Can you copy out the material from the line containing "Annotate this image: element" up to and including the line containing "181, 683, 182]", word for word and without the pictures?
[start of Input]
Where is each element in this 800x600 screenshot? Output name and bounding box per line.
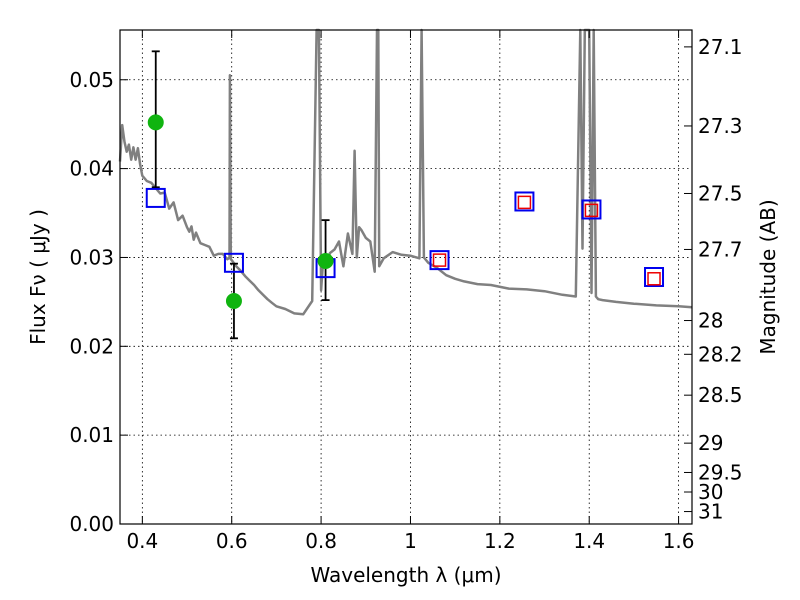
[end of Input]
[start of Input]
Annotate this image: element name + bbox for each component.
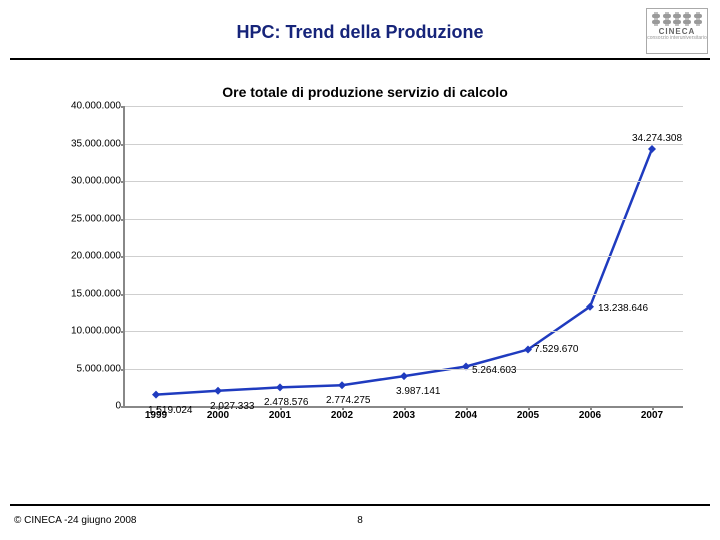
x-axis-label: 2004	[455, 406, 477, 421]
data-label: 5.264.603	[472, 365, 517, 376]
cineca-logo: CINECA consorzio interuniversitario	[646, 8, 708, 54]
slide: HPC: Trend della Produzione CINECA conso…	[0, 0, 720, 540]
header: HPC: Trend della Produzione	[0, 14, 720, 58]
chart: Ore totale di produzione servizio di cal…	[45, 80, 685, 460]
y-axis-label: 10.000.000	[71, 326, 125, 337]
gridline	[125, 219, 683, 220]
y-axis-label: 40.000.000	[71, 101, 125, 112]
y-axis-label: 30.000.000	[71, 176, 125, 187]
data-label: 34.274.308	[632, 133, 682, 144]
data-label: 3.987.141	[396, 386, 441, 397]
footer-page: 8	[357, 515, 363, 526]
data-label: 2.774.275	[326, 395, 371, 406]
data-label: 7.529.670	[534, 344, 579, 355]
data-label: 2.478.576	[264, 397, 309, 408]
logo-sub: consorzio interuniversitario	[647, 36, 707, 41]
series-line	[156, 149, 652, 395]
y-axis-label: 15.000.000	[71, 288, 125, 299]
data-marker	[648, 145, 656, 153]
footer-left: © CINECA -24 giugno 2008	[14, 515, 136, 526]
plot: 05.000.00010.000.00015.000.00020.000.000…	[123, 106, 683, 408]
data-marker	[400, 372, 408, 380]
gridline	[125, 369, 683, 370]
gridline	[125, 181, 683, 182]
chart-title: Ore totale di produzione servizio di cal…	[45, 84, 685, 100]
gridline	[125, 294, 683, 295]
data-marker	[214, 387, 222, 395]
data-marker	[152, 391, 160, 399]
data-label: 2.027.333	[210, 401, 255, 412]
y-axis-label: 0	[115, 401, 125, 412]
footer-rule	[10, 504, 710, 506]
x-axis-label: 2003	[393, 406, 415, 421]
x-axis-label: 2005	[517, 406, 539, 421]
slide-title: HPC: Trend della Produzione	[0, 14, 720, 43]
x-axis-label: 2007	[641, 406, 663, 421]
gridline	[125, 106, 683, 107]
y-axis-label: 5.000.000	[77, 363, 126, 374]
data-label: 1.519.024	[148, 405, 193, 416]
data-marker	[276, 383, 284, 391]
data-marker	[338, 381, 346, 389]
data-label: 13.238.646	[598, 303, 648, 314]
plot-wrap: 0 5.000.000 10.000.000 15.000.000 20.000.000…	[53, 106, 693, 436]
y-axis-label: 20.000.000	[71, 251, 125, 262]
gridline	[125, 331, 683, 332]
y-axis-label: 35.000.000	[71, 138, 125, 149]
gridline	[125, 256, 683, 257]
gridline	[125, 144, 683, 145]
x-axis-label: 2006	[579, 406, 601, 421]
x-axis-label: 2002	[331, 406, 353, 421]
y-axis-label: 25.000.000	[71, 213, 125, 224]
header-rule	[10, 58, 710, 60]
[end of Input]
• [Output below]
Annotate this image: element name + bbox for each component.
x-axis-label: 2004	[455, 406, 477, 421]
data-label: 5.264.603	[472, 365, 517, 376]
cineca-logo: CINECA consorzio interuniversitario	[646, 8, 708, 54]
slide: HPC: Trend della Produzione CINECA conso…	[0, 0, 720, 540]
header: HPC: Trend della Produzione	[0, 14, 720, 58]
chart: Ore totale di produzione servizio di cal…	[45, 80, 685, 460]
y-axis-label: 10.000.000	[71, 326, 125, 337]
gridline	[125, 219, 683, 220]
y-axis-label: 40.000.000	[71, 101, 125, 112]
y-axis-label: 30.000.000	[71, 176, 125, 187]
data-label: 34.274.308	[632, 133, 682, 144]
data-label: 3.987.141	[396, 386, 441, 397]
footer-page: 8	[357, 515, 363, 526]
data-label: 2.774.275	[326, 395, 371, 406]
data-label: 7.529.670	[534, 344, 579, 355]
data-label: 2.478.576	[264, 397, 309, 408]
logo-sub: consorzio interuniversitario	[647, 36, 707, 41]
series-line	[156, 149, 652, 395]
y-axis-label: 15.000.000	[71, 288, 125, 299]
data-marker	[648, 145, 656, 153]
footer-left: © CINECA -24 giugno 2008	[14, 515, 136, 526]
plot: 05.000.00010.000.00015.000.00020.000.000…	[123, 106, 683, 408]
data-marker	[400, 372, 408, 380]
gridline	[125, 369, 683, 370]
gridline	[125, 181, 683, 182]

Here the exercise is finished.